YOUR INSTRUCTIONS =>
Retype the material that follows, keeping every word as it is.

───

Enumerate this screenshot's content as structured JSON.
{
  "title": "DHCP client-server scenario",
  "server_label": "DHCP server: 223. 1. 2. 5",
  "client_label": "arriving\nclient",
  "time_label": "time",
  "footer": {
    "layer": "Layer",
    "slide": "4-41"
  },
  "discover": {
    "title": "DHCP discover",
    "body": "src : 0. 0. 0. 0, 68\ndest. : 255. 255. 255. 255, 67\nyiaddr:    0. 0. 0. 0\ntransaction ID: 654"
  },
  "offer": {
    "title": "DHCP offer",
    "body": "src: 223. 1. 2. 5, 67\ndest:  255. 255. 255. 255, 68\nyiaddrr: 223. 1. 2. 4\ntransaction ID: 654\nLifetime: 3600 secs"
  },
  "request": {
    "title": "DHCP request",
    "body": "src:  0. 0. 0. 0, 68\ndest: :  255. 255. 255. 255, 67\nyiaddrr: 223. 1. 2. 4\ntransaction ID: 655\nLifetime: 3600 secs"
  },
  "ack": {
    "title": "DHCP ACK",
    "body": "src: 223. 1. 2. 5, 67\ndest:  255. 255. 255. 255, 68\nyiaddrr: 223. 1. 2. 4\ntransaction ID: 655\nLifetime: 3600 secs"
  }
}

───

EXERCISE ANSWER =>
Enumerate this screenshot's content as structured JSON.
{
  "title": "DHCP client-server scenario",
  "server_label": "DHCP server: 223. 1. 2. 5",
  "client_label": "arriving\nclient",
  "time_label": "time",
  "footer": {
    "layer": "Layer",
    "slide": "4-41"
  },
  "discover": {
    "title": "DHCP discover",
    "body": "src : 0. 0. 0. 0, 68\ndest. : 255. 255. 255. 255, 67\nyiaddr:    0. 0. 0. 0\ntransaction ID: 654"
  },
  "offer": {
    "title": "DHCP offer",
    "body": "src: 223. 1. 2. 5, 67\ndest:  255. 255. 255. 255, 68\nyiaddrr: 223. 1. 2. 4\ntransaction ID: 654\nLifetime: 3600 secs"
  },
  "request": {
    "title": "DHCP request",
    "body": "src:  0. 0. 0. 0, 68\ndest: :  255. 255. 255. 255, 67\nyiaddrr: 223. 1. 2. 4\ntransaction ID: 655\nLifetime: 3600 secs"
  },
  "ack": {
    "title": "DHCP ACK",
    "body": "src: 223. 1. 2. 5, 67\ndest:  255. 255. 255. 255, 68\nyiaddrr: 223. 1. 2. 4\ntransaction ID: 655\nLifetime: 3600 secs"
  }
}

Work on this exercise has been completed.